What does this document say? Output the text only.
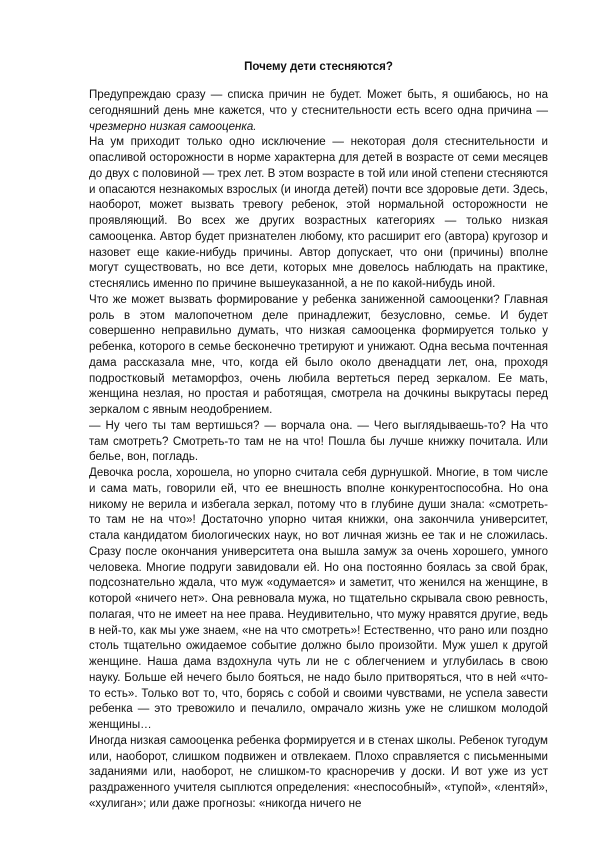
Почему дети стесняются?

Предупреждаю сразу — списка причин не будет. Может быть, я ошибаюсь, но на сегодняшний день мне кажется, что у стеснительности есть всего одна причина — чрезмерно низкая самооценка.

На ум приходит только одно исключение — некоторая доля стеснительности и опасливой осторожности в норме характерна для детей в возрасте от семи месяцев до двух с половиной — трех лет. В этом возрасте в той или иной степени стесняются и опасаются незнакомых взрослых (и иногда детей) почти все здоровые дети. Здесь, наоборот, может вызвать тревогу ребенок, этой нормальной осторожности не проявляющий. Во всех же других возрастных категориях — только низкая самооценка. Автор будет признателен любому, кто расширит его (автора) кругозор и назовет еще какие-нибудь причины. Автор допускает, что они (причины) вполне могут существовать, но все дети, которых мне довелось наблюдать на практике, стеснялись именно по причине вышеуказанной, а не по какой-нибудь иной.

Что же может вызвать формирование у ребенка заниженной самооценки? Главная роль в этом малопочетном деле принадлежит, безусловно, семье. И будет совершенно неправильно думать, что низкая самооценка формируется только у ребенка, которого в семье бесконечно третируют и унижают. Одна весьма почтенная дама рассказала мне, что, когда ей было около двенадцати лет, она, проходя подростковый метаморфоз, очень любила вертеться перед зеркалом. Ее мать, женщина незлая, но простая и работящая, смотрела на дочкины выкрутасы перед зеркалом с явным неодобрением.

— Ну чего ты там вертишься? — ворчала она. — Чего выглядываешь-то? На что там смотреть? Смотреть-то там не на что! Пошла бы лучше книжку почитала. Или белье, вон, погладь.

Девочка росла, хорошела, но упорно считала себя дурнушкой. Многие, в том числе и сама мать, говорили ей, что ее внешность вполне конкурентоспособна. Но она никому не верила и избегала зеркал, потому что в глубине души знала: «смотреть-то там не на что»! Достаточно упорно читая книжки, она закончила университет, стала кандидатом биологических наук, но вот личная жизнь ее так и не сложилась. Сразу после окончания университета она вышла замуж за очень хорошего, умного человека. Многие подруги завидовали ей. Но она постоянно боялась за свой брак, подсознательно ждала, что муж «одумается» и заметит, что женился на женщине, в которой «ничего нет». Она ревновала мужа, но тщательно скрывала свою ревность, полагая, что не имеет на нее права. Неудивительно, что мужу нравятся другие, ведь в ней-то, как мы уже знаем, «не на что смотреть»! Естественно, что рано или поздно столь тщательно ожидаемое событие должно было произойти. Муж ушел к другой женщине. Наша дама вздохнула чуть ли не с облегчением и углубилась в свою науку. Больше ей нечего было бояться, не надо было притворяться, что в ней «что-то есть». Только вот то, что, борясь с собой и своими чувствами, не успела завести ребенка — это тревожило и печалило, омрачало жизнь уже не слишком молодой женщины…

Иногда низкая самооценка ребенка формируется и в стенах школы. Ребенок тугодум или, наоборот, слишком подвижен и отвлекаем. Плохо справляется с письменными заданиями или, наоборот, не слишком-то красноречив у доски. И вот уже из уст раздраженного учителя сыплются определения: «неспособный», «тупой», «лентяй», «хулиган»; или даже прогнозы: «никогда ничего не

-- -- --

_The problem_
In the entries above, identify every line with the string "дети".

_Result of the exercise_
Почему дети стесняются?
На ум приходит только одно исключение — некоторая доля стеснительности и опасливой осторожности в норме характерна для детей в возрасте от семи месяцев до двух с половиной — трех лет. В этом возрасте в той или иной степени стесняются и опасаются незнакомых взрослых (и иногда детей) почти все здоровые дети. Здесь, наоборот, может вызвать тревогу ребенок, этой нормальной осторожности не проявляющий. Во всех же других возрастных категориях — только низкая самооценка. Автор будет признателен любому, кто расширит его (автора) кругозор и назовет еще какие-нибудь причины. Автор допускает, что они (причины) вполне могут существовать, но все дети, которых мне довелось наблюдать на практике, стеснялись именно по причине вышеуказанной, а не по какой-нибудь иной.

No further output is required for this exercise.